(Data records)

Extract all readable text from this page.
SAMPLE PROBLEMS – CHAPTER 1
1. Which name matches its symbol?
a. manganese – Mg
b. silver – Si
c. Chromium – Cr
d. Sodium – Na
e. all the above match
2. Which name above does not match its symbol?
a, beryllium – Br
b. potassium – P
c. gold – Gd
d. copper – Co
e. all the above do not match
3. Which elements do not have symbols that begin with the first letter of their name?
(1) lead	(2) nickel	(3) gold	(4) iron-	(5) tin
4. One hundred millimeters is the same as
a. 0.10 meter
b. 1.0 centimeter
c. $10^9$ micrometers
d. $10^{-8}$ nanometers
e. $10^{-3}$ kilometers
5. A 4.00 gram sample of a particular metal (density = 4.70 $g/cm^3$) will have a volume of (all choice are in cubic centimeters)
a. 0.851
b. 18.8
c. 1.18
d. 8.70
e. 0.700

* [Problem statement] Generate an exact reproduction of all entries.

* [Right answer]
Extract all readable text from this page.
SAMPLE PROBLEMS – CHAPTER 1
1. Which name matches its symbol?
a. manganese – Mg
b. silver – Si
c. Chromium – Cr
d. Sodium – Na
e. all the above match
2. Which name above does not match its symbol?
a, beryllium – Br
b. potassium – P
c. gold – Gd
d. copper – Co
e. all the above do not match
3. Which elements do not have symbols that begin with the first letter of their name?
(1) lead	(2) nickel	(3) gold	(4) iron-	(5) tin
4. One hundred millimeters is the same as
a. 0.10 meter
b. 1.0 centimeter
c. $10^9$ micrometers
d. $10^{-8}$ nanometers
e. $10^{-3}$ kilometers
5. A 4.00 gram sample of a particular metal (density = 4.70 $g/cm^3$) will have a volume of (all choice are in cubic centimeters)
a. 0.851
b. 18.8
c. 1.18
d. 8.70
e. 0.700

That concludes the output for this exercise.